YOUR INSTRUCTIONS: Write out every entry exactly as it appears.

Saved data entries:
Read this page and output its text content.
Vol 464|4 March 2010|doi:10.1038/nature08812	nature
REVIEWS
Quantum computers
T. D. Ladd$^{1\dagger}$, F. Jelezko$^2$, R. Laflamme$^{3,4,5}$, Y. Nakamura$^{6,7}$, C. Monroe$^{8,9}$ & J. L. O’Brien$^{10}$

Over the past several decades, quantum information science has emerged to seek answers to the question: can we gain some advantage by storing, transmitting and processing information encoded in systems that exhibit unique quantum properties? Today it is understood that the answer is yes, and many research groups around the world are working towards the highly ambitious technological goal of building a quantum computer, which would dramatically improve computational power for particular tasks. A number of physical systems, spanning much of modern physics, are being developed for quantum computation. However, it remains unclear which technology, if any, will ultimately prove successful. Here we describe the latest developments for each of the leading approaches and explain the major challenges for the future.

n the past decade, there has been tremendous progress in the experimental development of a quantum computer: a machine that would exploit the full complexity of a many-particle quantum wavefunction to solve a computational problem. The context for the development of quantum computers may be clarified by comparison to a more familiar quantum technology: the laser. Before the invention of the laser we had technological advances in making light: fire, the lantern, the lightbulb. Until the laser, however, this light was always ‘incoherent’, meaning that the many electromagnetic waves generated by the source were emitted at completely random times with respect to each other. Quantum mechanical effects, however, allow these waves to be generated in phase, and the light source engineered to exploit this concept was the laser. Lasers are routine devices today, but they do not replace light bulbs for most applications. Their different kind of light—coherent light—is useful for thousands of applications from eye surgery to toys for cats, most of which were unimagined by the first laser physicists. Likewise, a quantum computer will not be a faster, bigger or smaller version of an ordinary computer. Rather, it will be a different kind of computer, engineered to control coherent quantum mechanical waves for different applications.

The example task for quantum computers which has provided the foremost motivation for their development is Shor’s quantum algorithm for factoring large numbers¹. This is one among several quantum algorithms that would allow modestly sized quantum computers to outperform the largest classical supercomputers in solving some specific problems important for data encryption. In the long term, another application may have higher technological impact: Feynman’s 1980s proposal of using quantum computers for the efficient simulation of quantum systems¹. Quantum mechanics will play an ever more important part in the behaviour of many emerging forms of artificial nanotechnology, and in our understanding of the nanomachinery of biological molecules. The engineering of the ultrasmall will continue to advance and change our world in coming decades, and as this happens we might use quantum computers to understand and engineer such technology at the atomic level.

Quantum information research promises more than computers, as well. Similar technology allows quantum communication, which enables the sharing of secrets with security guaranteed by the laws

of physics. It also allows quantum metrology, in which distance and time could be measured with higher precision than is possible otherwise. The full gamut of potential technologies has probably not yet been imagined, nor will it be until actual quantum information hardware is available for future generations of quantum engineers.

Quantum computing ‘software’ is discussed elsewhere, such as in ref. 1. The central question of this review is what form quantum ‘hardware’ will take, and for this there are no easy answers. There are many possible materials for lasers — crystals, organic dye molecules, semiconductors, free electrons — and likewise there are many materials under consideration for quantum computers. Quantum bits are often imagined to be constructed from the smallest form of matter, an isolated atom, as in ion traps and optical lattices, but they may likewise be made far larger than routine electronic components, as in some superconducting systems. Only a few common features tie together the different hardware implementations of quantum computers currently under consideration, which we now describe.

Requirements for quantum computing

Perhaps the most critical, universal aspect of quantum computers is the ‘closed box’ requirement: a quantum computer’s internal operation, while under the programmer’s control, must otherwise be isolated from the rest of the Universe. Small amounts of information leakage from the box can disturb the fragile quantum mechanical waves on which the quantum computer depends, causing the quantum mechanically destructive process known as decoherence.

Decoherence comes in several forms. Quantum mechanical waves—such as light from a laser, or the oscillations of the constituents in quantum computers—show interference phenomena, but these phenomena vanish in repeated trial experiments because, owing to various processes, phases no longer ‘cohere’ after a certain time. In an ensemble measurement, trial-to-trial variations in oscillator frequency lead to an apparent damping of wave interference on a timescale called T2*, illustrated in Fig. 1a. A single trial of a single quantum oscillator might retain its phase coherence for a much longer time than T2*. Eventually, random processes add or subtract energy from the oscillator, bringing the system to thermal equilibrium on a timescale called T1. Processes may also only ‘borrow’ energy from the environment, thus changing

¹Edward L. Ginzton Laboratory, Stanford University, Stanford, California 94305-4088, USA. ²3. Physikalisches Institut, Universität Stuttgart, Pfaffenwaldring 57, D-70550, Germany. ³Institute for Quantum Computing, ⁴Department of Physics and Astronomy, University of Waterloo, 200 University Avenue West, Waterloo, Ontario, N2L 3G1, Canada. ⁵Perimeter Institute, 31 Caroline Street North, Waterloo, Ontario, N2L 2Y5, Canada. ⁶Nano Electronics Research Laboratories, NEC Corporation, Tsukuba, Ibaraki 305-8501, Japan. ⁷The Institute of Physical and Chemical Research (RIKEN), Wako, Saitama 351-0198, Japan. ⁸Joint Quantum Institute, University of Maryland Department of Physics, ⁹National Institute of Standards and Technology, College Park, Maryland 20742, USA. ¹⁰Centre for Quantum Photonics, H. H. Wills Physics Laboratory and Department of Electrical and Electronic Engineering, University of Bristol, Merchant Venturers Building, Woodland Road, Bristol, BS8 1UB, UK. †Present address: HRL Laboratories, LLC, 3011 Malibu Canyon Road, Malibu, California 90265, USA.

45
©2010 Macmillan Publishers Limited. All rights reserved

REPLY:
Read this page and output its text content.
Vol 464|4 March 2010|doi:10.1038/nature08812	nature
REVIEWS
Quantum computers
T. D. Ladd$^{1\dagger}$, F. Jelezko$^2$, R. Laflamme$^{3,4,5}$, Y. Nakamura$^{6,7}$, C. Monroe$^{8,9}$ & J. L. O’Brien$^{10}$

Over the past several decades, quantum information science has emerged to seek answers to the question: can we gain some advantage by storing, transmitting and processing information encoded in systems that exhibit unique quantum properties? Today it is understood that the answer is yes, and many research groups around the world are working towards the highly ambitious technological goal of building a quantum computer, which would dramatically improve computational power for particular tasks. A number of physical systems, spanning much of modern physics, are being developed for quantum computation. However, it remains unclear which technology, if any, will ultimately prove successful. Here we describe the latest developments for each of the leading approaches and explain the major challenges for the future.

n the past decade, there has been tremendous progress in the experimental development of a quantum computer: a machine that would exploit the full complexity of a many-particle quantum wavefunction to solve a computational problem. The context for the development of quantum computers may be clarified by comparison to a more familiar quantum technology: the laser. Before the invention of the laser we had technological advances in making light: fire, the lantern, the lightbulb. Until the laser, however, this light was always ‘incoherent’, meaning that the many electromagnetic waves generated by the source were emitted at completely random times with respect to each other. Quantum mechanical effects, however, allow these waves to be generated in phase, and the light source engineered to exploit this concept was the laser. Lasers are routine devices today, but they do not replace light bulbs for most applications. Their different kind of light—coherent light—is useful for thousands of applications from eye surgery to toys for cats, most of which were unimagined by the first laser physicists. Likewise, a quantum computer will not be a faster, bigger or smaller version of an ordinary computer. Rather, it will be a different kind of computer, engineered to control coherent quantum mechanical waves for different applications.

The example task for quantum computers which has provided the foremost motivation for their development is Shor’s quantum algorithm for factoring large numbers¹. This is one among several quantum algorithms that would allow modestly sized quantum computers to outperform the largest classical supercomputers in solving some specific problems important for data encryption. In the long term, another application may have higher technological impact: Feynman’s 1980s proposal of using quantum computers for the efficient simulation of quantum systems¹. Quantum mechanics will play an ever more important part in the behaviour of many emerging forms of artificial nanotechnology, and in our understanding of the nanomachinery of biological molecules. The engineering of the ultrasmall will continue to advance and change our world in coming decades, and as this happens we might use quantum computers to understand and engineer such technology at the atomic level.

Quantum information research promises more than computers, as well. Similar technology allows quantum communication, which enables the sharing of secrets with security guaranteed by the laws

of physics. It also allows quantum metrology, in which distance and time could be measured with higher precision than is possible otherwise. The full gamut of potential technologies has probably not yet been imagined, nor will it be until actual quantum information hardware is available for future generations of quantum engineers.

Quantum computing ‘software’ is discussed elsewhere, such as in ref. 1. The central question of this review is what form quantum ‘hardware’ will take, and for this there are no easy answers. There are many possible materials for lasers — crystals, organic dye molecules, semiconductors, free electrons — and likewise there are many materials under consideration for quantum computers. Quantum bits are often imagined to be constructed from the smallest form of matter, an isolated atom, as in ion traps and optical lattices, but they may likewise be made far larger than routine electronic components, as in some superconducting systems. Only a few common features tie together the different hardware implementations of quantum computers currently under consideration, which we now describe.

Requirements for quantum computing

Perhaps the most critical, universal aspect of quantum computers is the ‘closed box’ requirement: a quantum computer’s internal operation, while under the programmer’s control, must otherwise be isolated from the rest of the Universe. Small amounts of information leakage from the box can disturb the fragile quantum mechanical waves on which the quantum computer depends, causing the quantum mechanically destructive process known as decoherence.

Decoherence comes in several forms. Quantum mechanical waves—such as light from a laser, or the oscillations of the constituents in quantum computers—show interference phenomena, but these phenomena vanish in repeated trial experiments because, owing to various processes, phases no longer ‘cohere’ after a certain time. In an ensemble measurement, trial-to-trial variations in oscillator frequency lead to an apparent damping of wave interference on a timescale called T2*, illustrated in Fig. 1a. A single trial of a single quantum oscillator might retain its phase coherence for a much longer time than T2*. Eventually, random processes add or subtract energy from the oscillator, bringing the system to thermal equilibrium on a timescale called T1. Processes may also only ‘borrow’ energy from the environment, thus changing

¹Edward L. Ginzton Laboratory, Stanford University, Stanford, California 94305-4088, USA. ²3. Physikalisches Institut, Universität Stuttgart, Pfaffenwaldring 57, D-70550, Germany. ³Institute for Quantum Computing, ⁴Department of Physics and Astronomy, University of Waterloo, 200 University Avenue West, Waterloo, Ontario, N2L 3G1, Canada. ⁵Perimeter Institute, 31 Caroline Street North, Waterloo, Ontario, N2L 2Y5, Canada. ⁶Nano Electronics Research Laboratories, NEC Corporation, Tsukuba, Ibaraki 305-8501, Japan. ⁷The Institute of Physical and Chemical Research (RIKEN), Wako, Saitama 351-0198, Japan. ⁸Joint Quantum Institute, University of Maryland Department of Physics, ⁹National Institute of Standards and Technology, College Park, Maryland 20742, USA. ¹⁰Centre for Quantum Photonics, H. H. Wills Physics Laboratory and Department of Electrical and Electronic Engineering, University of Bristol, Merchant Venturers Building, Woodland Road, Bristol, BS8 1UB, UK. †Present address: HRL Laboratories, LLC, 3011 Malibu Canyon Road, Malibu, California 90265, USA.

45
©2010 Macmillan Publishers Limited. All rights reserved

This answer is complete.